▶ [Items listed in a dataset]:
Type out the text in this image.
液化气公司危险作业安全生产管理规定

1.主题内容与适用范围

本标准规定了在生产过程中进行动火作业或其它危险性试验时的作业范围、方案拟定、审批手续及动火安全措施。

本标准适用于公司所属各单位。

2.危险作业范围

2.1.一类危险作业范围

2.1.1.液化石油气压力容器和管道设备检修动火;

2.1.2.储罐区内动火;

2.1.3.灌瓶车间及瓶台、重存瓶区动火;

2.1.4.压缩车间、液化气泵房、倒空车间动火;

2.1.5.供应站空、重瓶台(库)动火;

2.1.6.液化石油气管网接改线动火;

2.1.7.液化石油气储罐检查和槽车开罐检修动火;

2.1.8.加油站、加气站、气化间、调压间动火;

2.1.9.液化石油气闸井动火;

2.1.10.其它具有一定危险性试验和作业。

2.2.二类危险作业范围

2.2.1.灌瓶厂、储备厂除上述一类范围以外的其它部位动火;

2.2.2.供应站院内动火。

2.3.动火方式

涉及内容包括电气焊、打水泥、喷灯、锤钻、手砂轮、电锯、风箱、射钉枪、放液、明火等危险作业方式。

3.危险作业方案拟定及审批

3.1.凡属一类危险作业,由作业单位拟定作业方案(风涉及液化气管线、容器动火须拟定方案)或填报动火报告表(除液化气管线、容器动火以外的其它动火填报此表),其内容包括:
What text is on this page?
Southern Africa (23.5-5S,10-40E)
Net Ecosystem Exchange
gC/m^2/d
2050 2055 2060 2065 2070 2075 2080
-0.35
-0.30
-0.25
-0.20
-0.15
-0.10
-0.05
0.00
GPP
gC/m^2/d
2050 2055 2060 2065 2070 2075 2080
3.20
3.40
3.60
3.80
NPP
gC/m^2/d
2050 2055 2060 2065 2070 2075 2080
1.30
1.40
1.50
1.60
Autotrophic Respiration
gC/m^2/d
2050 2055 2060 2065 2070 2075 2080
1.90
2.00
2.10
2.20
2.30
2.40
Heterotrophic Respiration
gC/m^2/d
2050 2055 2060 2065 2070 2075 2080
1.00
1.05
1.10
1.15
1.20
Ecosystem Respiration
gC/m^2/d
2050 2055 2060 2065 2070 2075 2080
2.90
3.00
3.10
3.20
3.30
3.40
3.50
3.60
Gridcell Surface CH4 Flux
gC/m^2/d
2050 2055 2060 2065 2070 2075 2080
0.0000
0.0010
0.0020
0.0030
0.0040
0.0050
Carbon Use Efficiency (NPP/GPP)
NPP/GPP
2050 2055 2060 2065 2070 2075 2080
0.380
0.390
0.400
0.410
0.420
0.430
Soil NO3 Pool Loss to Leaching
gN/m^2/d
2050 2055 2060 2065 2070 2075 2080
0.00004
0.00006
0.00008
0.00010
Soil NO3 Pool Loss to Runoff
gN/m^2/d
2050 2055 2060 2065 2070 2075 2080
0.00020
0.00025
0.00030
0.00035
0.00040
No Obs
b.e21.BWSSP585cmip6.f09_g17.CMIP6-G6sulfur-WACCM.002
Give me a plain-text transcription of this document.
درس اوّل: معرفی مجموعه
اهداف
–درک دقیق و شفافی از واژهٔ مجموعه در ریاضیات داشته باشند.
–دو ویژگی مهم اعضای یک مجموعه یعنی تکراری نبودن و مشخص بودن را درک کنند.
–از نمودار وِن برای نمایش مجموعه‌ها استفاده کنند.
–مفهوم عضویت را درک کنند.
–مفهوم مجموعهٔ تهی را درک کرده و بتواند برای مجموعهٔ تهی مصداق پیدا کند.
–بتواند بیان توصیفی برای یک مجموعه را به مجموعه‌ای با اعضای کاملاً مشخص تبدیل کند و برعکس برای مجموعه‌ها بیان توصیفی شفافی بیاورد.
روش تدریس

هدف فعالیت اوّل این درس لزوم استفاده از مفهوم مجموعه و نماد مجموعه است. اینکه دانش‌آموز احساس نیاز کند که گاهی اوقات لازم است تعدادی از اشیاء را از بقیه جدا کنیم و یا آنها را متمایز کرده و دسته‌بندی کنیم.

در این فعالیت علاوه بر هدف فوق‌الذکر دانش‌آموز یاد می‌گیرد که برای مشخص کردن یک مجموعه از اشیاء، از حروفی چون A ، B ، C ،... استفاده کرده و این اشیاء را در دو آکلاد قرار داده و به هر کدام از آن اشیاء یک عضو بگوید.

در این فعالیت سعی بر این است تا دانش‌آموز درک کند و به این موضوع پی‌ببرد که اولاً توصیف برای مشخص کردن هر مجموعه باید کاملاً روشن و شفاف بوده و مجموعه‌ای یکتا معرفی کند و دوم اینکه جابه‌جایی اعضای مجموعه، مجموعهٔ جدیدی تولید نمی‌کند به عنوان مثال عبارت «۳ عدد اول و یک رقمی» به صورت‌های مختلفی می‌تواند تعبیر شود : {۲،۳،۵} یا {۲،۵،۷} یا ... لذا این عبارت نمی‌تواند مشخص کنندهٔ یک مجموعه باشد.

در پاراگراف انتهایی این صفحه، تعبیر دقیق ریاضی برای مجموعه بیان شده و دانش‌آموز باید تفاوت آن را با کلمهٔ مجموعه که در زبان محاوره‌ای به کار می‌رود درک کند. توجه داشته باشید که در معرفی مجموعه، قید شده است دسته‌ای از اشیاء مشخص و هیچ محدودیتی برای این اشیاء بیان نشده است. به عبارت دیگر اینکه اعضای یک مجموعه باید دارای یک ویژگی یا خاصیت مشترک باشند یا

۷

▶ [INSTRUCTIONS TO FOLLOW]:
Write the complete data out, exactly as above.

▶ [SOLUTION]:
Type out the text in this image.
液化气公司危险作业安全生产管理规定

1.主题内容与适用范围

本标准规定了在生产过程中进行动火作业或其它危险性试验时的作业范围、方案拟定、审批手续及动火安全措施。

本标准适用于公司所属各单位。

2.危险作业范围

2.1.一类危险作业范围

2.1.1.液化石油气压力容器和管道设备检修动火;

2.1.2.储罐区内动火;

2.1.3.灌瓶车间及瓶台、重存瓶区动火;

2.1.4.压缩车间、液化气泵房、倒空车间动火;

2.1.5.供应站空、重瓶台(库)动火;

2.1.6.液化石油气管网接改线动火;

2.1.7.液化石油气储罐检查和槽车开罐检修动火;

2.1.8.加油站、加气站、气化间、调压间动火;

2.1.9.液化石油气闸井动火;

2.1.10.其它具有一定危险性试验和作业。

2.2.二类危险作业范围

2.2.1.灌瓶厂、储备厂除上述一类范围以外的其它部位动火;

2.2.2.供应站院内动火。

2.3.动火方式

涉及内容包括电气焊、打水泥、喷灯、锤钻、手砂轮、电锯、风箱、射钉枪、放液、明火等危险作业方式。

3.危险作业方案拟定及审批

3.1.凡属一类危险作业,由作业单位拟定作业方案(风涉及液化气管线、容器动火须拟定方案)或填报动火报告表(除液化气管线、容器动火以外的其它动火填报此表),其内容包括:
What text is on this page?
Southern Africa (23.5-5S,10-40E)
Net Ecosystem Exchange
gC/m^2/d
2050 2055 2060 2065 2070 2075 2080
-0.35
-0.30
-0.25
-0.20
-0.15
-0.10
-0.05
0.00
GPP
gC/m^2/d
2050 2055 2060 2065 2070 2075 2080
3.20
3.40
3.60
3.80
NPP
gC/m^2/d
2050 2055 2060 2065 2070 2075 2080
1.30
1.40
1.50
1.60
Autotrophic Respiration
gC/m^2/d
2050 2055 2060 2065 2070 2075 2080
1.90
2.00
2.10
2.20
2.30
2.40
Heterotrophic Respiration
gC/m^2/d
2050 2055 2060 2065 2070 2075 2080
1.00
1.05
1.10
1.15
1.20
Ecosystem Respiration
gC/m^2/d
2050 2055 2060 2065 2070 2075 2080
2.90
3.00
3.10
3.20
3.30
3.40
3.50
3.60
Gridcell Surface CH4 Flux
gC/m^2/d
2050 2055 2060 2065 2070 2075 2080
0.0000
0.0010
0.0020
0.0030
0.0040
0.0050
Carbon Use Efficiency (NPP/GPP)
NPP/GPP
2050 2055 2060 2065 2070 2075 2080
0.380
0.390
0.400
0.410
0.420
0.430
Soil NO3 Pool Loss to Leaching
gN/m^2/d
2050 2055 2060 2065 2070 2075 2080
0.00004
0.00006
0.00008
0.00010
Soil NO3 Pool Loss to Runoff
gN/m^2/d
2050 2055 2060 2065 2070 2075 2080
0.00020
0.00025
0.00030
0.00035
0.00040
No Obs
b.e21.BWSSP585cmip6.f09_g17.CMIP6-G6sulfur-WACCM.002
Give me a plain-text transcription of this document.
درس اوّل: معرفی مجموعه
اهداف
–درک دقیق و شفافی از واژهٔ مجموعه در ریاضیات داشته باشند.
–دو ویژگی مهم اعضای یک مجموعه یعنی تکراری نبودن و مشخص بودن را درک کنند.
–از نمودار وِن برای نمایش مجموعه‌ها استفاده کنند.
–مفهوم عضویت را درک کنند.
–مفهوم مجموعهٔ تهی را درک کرده و بتواند برای مجموعهٔ تهی مصداق پیدا کند.
–بتواند بیان توصیفی برای یک مجموعه را به مجموعه‌ای با اعضای کاملاً مشخص تبدیل کند و برعکس برای مجموعه‌ها بیان توصیفی شفافی بیاورد.
روش تدریس

هدف فعالیت اوّل این درس لزوم استفاده از مفهوم مجموعه و نماد مجموعه است. اینکه دانش‌آموز احساس نیاز کند که گاهی اوقات لازم است تعدادی از اشیاء را از بقیه جدا کنیم و یا آنها را متمایز کرده و دسته‌بندی کنیم.

در این فعالیت علاوه بر هدف فوق‌الذکر دانش‌آموز یاد می‌گیرد که برای مشخص کردن یک مجموعه از اشیاء، از حروفی چون A ، B ، C ،... استفاده کرده و این اشیاء را در دو آکلاد قرار داده و به هر کدام از آن اشیاء یک عضو بگوید.

در این فعالیت سعی بر این است تا دانش‌آموز درک کند و به این موضوع پی‌ببرد که اولاً توصیف برای مشخص کردن هر مجموعه باید کاملاً روشن و شفاف بوده و مجموعه‌ای یکتا معرفی کند و دوم اینکه جابه‌جایی اعضای مجموعه، مجموعهٔ جدیدی تولید نمی‌کند به عنوان مثال عبارت «۳ عدد اول و یک رقمی» به صورت‌های مختلفی می‌تواند تعبیر شود : {۲،۳،۵} یا {۲،۵،۷} یا ... لذا این عبارت نمی‌تواند مشخص کنندهٔ یک مجموعه باشد.

در پاراگراف انتهایی این صفحه، تعبیر دقیق ریاضی برای مجموعه بیان شده و دانش‌آموز باید تفاوت آن را با کلمهٔ مجموعه که در زبان محاوره‌ای به کار می‌رود درک کند. توجه داشته باشید که در معرفی مجموعه، قید شده است دسته‌ای از اشیاء مشخص و هیچ محدودیتی برای این اشیاء بیان نشده است. به عبارت دیگر اینکه اعضای یک مجموعه باید دارای یک ویژگی یا خاصیت مشترک باشند یا

۷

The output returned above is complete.